___ INFORMATION PROVIDED ___

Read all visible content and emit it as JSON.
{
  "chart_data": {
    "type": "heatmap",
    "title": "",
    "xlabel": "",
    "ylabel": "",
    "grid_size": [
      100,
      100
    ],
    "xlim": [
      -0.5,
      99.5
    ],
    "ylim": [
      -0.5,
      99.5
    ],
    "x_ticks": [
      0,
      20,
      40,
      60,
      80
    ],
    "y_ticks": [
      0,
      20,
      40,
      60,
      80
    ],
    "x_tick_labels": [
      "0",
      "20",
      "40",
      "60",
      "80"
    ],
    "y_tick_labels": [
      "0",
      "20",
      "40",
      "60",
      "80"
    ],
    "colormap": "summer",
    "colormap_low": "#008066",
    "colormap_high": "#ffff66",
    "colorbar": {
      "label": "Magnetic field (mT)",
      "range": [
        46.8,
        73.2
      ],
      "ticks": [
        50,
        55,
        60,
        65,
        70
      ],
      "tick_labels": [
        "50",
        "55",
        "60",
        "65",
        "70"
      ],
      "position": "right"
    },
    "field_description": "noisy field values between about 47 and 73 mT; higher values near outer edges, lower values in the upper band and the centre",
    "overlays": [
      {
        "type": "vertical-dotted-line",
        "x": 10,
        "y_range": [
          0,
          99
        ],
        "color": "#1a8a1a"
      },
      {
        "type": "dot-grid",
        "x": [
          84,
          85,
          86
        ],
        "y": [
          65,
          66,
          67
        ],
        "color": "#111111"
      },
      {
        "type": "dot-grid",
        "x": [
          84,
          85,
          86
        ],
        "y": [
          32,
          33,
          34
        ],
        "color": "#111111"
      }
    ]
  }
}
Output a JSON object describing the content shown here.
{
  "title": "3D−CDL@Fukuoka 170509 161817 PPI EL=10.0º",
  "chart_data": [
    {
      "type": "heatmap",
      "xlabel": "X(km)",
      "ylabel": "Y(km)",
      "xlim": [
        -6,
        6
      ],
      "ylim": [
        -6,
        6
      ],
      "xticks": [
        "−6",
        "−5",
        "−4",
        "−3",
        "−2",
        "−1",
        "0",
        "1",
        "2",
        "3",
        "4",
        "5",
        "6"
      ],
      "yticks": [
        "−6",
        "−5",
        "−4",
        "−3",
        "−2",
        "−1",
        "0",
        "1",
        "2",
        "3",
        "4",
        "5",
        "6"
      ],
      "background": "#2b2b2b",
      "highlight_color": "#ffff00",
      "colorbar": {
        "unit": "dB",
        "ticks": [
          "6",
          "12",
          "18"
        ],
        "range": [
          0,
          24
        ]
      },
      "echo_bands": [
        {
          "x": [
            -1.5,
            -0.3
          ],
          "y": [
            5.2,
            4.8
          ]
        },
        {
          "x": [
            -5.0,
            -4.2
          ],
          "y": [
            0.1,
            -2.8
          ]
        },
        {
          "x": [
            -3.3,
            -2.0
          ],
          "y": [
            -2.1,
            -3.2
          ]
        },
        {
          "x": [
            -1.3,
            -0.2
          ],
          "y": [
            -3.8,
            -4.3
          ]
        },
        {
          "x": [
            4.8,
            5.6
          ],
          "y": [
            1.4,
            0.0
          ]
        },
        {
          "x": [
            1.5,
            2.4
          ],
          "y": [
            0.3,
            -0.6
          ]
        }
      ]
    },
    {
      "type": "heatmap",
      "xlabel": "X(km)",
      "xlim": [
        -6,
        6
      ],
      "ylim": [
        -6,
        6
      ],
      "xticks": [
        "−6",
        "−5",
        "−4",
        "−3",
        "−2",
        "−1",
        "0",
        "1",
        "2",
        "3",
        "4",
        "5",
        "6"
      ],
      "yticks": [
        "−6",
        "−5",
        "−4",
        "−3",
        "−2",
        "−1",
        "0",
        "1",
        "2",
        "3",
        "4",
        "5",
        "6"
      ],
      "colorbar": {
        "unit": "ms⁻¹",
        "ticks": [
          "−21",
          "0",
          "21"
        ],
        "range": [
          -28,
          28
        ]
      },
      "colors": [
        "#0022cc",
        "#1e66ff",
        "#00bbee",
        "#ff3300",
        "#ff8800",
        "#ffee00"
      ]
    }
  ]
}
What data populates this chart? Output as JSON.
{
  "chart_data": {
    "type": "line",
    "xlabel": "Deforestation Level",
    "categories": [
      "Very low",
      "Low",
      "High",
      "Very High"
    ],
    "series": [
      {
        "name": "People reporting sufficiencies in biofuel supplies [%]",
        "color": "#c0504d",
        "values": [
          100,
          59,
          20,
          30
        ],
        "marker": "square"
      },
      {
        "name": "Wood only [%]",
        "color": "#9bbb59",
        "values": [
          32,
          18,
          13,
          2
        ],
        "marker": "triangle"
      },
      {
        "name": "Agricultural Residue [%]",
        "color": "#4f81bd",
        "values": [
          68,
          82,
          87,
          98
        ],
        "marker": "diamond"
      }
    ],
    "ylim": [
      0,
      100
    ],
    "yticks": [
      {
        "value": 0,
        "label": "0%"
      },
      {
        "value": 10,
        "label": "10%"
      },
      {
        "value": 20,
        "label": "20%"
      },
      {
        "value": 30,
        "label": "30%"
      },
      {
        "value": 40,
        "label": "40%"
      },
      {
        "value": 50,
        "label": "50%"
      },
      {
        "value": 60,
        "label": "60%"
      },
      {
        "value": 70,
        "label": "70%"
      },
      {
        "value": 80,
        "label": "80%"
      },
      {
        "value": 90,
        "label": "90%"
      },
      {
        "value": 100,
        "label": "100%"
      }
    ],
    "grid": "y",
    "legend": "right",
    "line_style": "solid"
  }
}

___

**STATED TASK:** Each line of the material should be duplicated exactly, please.

**EXERCISE RESPONSE:**
Read all visible content and emit it as JSON.
{
  "chart_data": {
    "type": "heatmap",
    "title": "",
    "xlabel": "",
    "ylabel": "",
    "grid_size": [
      100,
      100
    ],
    "xlim": [
      -0.5,
      99.5
    ],
    "ylim": [
      -0.5,
      99.5
    ],
    "x_ticks": [
      0,
      20,
      40,
      60,
      80
    ],
    "y_ticks": [
      0,
      20,
      40,
      60,
      80
    ],
    "x_tick_labels": [
      "0",
      "20",
      "40",
      "60",
      "80"
    ],
    "y_tick_labels": [
      "0",
      "20",
      "40",
      "60",
      "80"
    ],
    "colormap": "summer",
    "colormap_low": "#008066",
    "colormap_high": "#ffff66",
    "colorbar": {
      "label": "Magnetic field (mT)",
      "range": [
        46.8,
        73.2
      ],
      "ticks": [
        50,
        55,
        60,
        65,
        70
      ],
      "tick_labels": [
        "50",
        "55",
        "60",
        "65",
        "70"
      ],
      "position": "right"
    },
    "field_description": "noisy field values between about 47 and 73 mT; higher values near outer edges, lower values in the upper band and the centre",
    "overlays": [
      {
        "type": "vertical-dotted-line",
        "x": 10,
        "y_range": [
          0,
          99
        ],
        "color": "#1a8a1a"
      },
      {
        "type": "dot-grid",
        "x": [
          84,
          85,
          86
        ],
        "y": [
          65,
          66,
          67
        ],
        "color": "#111111"
      },
      {
        "type": "dot-grid",
        "x": [
          84,
          85,
          86
        ],
        "y": [
          32,
          33,
          34
        ],
        "color": "#111111"
      }
    ]
  }
}
Output a JSON object describing the content shown here.
{
  "title": "3D−CDL@Fukuoka 170509 161817 PPI EL=10.0º",
  "chart_data": [
    {
      "type": "heatmap",
      "xlabel": "X(km)",
      "ylabel": "Y(km)",
      "xlim": [
        -6,
        6
      ],
      "ylim": [
        -6,
        6
      ],
      "xticks": [
        "−6",
        "−5",
        "−4",
        "−3",
        "−2",
        "−1",
        "0",
        "1",
        "2",
        "3",
        "4",
        "5",
        "6"
      ],
      "yticks": [
        "−6",
        "−5",
        "−4",
        "−3",
        "−2",
        "−1",
        "0",
        "1",
        "2",
        "3",
        "4",
        "5",
        "6"
      ],
      "background": "#2b2b2b",
      "highlight_color": "#ffff00",
      "colorbar": {
        "unit": "dB",
        "ticks": [
          "6",
          "12",
          "18"
        ],
        "range": [
          0,
          24
        ]
      },
      "echo_bands": [
        {
          "x": [
            -1.5,
            -0.3
          ],
          "y": [
            5.2,
            4.8
          ]
        },
        {
          "x": [
            -5.0,
            -4.2
          ],
          "y": [
            0.1,
            -2.8
          ]
        },
        {
          "x": [
            -3.3,
            -2.0
          ],
          "y": [
            -2.1,
            -3.2
          ]
        },
        {
          "x": [
            -1.3,
            -0.2
          ],
          "y": [
            -3.8,
            -4.3
          ]
        },
        {
          "x": [
            4.8,
            5.6
          ],
          "y": [
            1.4,
            0.0
          ]
        },
        {
          "x": [
            1.5,
            2.4
          ],
          "y": [
            0.3,
            -0.6
          ]
        }
      ]
    },
    {
      "type": "heatmap",
      "xlabel": "X(km)",
      "xlim": [
        -6,
        6
      ],
      "ylim": [
        -6,
        6
      ],
      "xticks": [
        "−6",
        "−5",
        "−4",
        "−3",
        "−2",
        "−1",
        "0",
        "1",
        "2",
        "3",
        "4",
        "5",
        "6"
      ],
      "yticks": [
        "−6",
        "−5",
        "−4",
        "−3",
        "−2",
        "−1",
        "0",
        "1",
        "2",
        "3",
        "4",
        "5",
        "6"
      ],
      "colorbar": {
        "unit": "ms⁻¹",
        "ticks": [
          "−21",
          "0",
          "21"
        ],
        "range": [
          -28,
          28
        ]
      },
      "colors": [
        "#0022cc",
        "#1e66ff",
        "#00bbee",
        "#ff3300",
        "#ff8800",
        "#ffee00"
      ]
    }
  ]
}
What data populates this chart? Output as JSON.
{
  "chart_data": {
    "type": "line",
    "xlabel": "Deforestation Level",
    "categories": [
      "Very low",
      "Low",
      "High",
      "Very High"
    ],
    "series": [
      {
        "name": "People reporting sufficiencies in biofuel supplies [%]",
        "color": "#c0504d",
        "values": [
          100,
          59,
          20,
          30
        ],
        "marker": "square"
      },
      {
        "name": "Wood only [%]",
        "color": "#9bbb59",
        "values": [
          32,
          18,
          13,
          2
        ],
        "marker": "triangle"
      },
      {
        "name": "Agricultural Residue [%]",
        "color": "#4f81bd",
        "values": [
          68,
          82,
          87,
          98
        ],
        "marker": "diamond"
      }
    ],
    "ylim": [
      0,
      100
    ],
    "yticks": [
      {
        "value": 0,
        "label": "0%"
      },
      {
        "value": 10,
        "label": "10%"
      },
      {
        "value": 20,
        "label": "20%"
      },
      {
        "value": 30,
        "label": "30%"
      },
      {
        "value": 40,
        "label": "40%"
      },
      {
        "value": 50,
        "label": "50%"
      },
      {
        "value": 60,
        "label": "60%"
      },
      {
        "value": 70,
        "label": "70%"
      },
      {
        "value": 80,
        "label": "80%"
      },
      {
        "value": 90,
        "label": "90%"
      },
      {
        "value": 100,
        "label": "100%"
      }
    ],
    "grid": "y",
    "legend": "right",
    "line_style": "solid"
  }
}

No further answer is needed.